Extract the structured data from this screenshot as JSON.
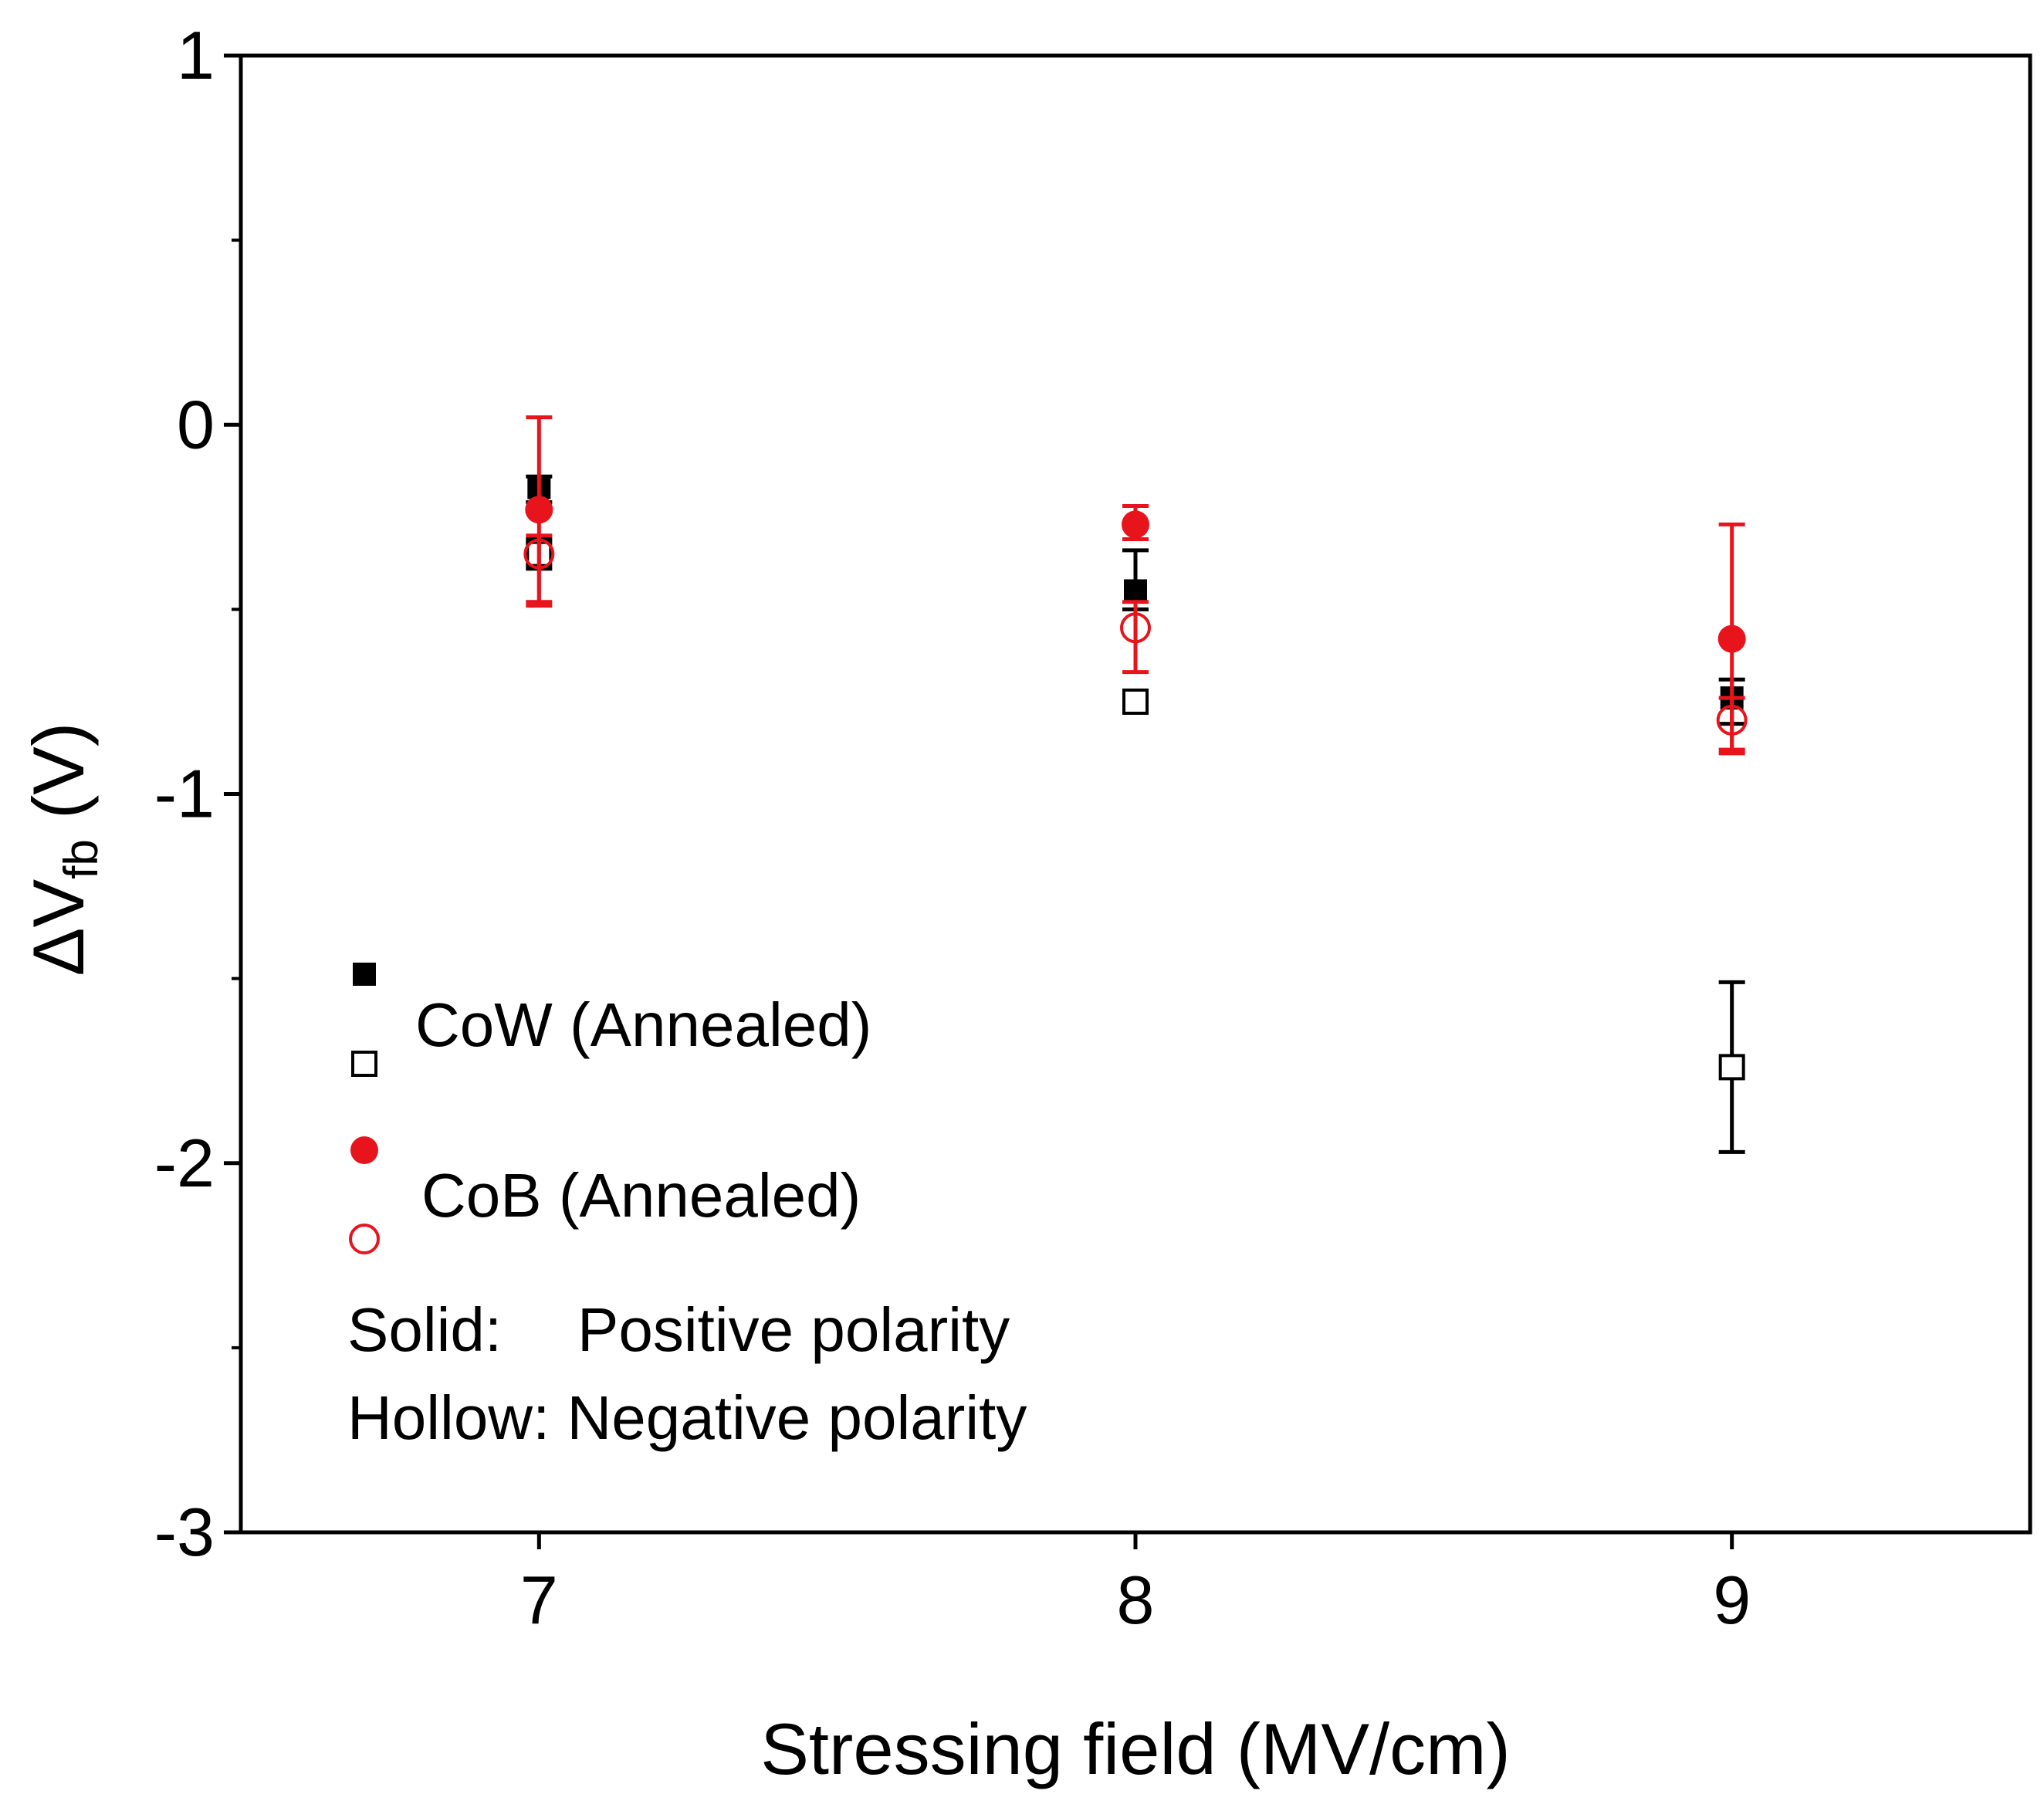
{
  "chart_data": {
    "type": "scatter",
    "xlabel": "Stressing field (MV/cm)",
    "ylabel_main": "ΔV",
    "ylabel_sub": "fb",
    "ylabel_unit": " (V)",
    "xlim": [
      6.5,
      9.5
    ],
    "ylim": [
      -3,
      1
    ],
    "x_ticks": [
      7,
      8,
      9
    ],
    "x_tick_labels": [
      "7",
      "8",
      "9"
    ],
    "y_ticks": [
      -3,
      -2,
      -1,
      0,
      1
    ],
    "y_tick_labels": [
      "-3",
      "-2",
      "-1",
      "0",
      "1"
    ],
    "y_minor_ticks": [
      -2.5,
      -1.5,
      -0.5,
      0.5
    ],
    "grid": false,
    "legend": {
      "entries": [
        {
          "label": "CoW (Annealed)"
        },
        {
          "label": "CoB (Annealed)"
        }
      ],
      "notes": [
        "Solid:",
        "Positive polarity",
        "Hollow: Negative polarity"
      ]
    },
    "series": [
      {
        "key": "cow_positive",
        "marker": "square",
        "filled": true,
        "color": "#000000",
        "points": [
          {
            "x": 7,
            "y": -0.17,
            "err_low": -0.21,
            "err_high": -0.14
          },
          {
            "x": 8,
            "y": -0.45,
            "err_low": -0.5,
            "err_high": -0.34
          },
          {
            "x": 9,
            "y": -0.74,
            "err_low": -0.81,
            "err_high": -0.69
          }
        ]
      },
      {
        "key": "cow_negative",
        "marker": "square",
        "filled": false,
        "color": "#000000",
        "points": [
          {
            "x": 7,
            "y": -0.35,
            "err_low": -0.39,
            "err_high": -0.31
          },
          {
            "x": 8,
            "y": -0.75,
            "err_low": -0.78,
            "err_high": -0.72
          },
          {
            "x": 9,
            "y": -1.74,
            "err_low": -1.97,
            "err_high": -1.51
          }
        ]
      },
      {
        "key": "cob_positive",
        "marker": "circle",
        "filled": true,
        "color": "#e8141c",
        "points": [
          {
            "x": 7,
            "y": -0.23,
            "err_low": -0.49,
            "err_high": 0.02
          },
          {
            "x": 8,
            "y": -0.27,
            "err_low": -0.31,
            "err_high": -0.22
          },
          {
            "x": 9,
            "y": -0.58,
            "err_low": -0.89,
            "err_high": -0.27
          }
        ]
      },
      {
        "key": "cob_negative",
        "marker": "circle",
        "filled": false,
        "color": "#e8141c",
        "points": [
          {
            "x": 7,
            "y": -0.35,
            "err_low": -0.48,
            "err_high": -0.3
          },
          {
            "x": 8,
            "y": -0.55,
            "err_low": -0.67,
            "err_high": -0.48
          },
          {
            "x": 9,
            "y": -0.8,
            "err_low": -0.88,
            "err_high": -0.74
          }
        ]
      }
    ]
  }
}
□ □ □ □ □ □ □
Scan the material above. Copy each line that holds the word "polarity".

### ANSWER IN FULL
        "Positive polarity",
        "Hollow: Negative polarity"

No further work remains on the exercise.